**WORK ORDER**
A word-for-word restatement of the whole listing is the expected answer.
[Opening SUPPLIED DATA section]
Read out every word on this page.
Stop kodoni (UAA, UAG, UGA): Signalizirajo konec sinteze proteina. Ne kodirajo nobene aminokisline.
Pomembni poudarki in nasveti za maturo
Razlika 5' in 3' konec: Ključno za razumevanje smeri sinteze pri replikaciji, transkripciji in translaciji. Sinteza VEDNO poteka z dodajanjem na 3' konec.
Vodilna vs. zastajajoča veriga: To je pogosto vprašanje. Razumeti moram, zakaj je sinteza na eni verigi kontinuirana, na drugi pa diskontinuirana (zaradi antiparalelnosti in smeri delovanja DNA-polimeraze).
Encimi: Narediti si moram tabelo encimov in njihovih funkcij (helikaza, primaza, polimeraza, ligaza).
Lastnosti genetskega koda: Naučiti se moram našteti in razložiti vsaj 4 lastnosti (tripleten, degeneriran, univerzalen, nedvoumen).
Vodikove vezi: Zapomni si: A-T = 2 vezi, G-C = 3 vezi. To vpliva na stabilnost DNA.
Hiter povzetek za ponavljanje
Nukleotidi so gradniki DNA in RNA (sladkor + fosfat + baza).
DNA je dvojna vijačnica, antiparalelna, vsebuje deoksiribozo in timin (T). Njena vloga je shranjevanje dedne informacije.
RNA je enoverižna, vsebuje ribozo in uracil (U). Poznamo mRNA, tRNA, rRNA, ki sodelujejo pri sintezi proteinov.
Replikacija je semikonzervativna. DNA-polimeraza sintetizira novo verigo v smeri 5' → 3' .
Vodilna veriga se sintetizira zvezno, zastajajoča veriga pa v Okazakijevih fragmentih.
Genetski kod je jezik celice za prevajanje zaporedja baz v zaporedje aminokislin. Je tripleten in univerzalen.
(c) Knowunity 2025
[Closing SUPPLIED DATA section]
**SOLUTION TO THE EXERCISE**
Read out every word on this page.
Stop kodoni (UAA, UAG, UGA): Signalizirajo konec sinteze proteina. Ne kodirajo nobene aminokisline.
Pomembni poudarki in nasveti za maturo
Razlika 5' in 3' konec: Ključno za razumevanje smeri sinteze pri replikaciji, transkripciji in translaciji. Sinteza VEDNO poteka z dodajanjem na 3' konec.
Vodilna vs. zastajajoča veriga: To je pogosto vprašanje. Razumeti moram, zakaj je sinteza na eni verigi kontinuirana, na drugi pa diskontinuirana (zaradi antiparalelnosti in smeri delovanja DNA-polimeraze).
Encimi: Narediti si moram tabelo encimov in njihovih funkcij (helikaza, primaza, polimeraza, ligaza).
Lastnosti genetskega koda: Naučiti se moram našteti in razložiti vsaj 4 lastnosti (tripleten, degeneriran, univerzalen, nedvoumen).
Vodikove vezi: Zapomni si: A-T = 2 vezi, G-C = 3 vezi. To vpliva na stabilnost DNA.
Hiter povzetek za ponavljanje
Nukleotidi so gradniki DNA in RNA (sladkor + fosfat + baza).
DNA je dvojna vijačnica, antiparalelna, vsebuje deoksiribozo in timin (T). Njena vloga je shranjevanje dedne informacije.
RNA je enoverižna, vsebuje ribozo in uracil (U). Poznamo mRNA, tRNA, rRNA, ki sodelujejo pri sintezi proteinov.
Replikacija je semikonzervativna. DNA-polimeraza sintetizira novo verigo v smeri 5' → 3' .
Vodilna veriga se sintetizira zvezno, zastajajoča veriga pa v Okazakijevih fragmentih.
Genetski kod je jezik celice za prevajanje zaporedja baz v zaporedje aminokislin. Je tripleten in univerzalen.
(c) Knowunity 2025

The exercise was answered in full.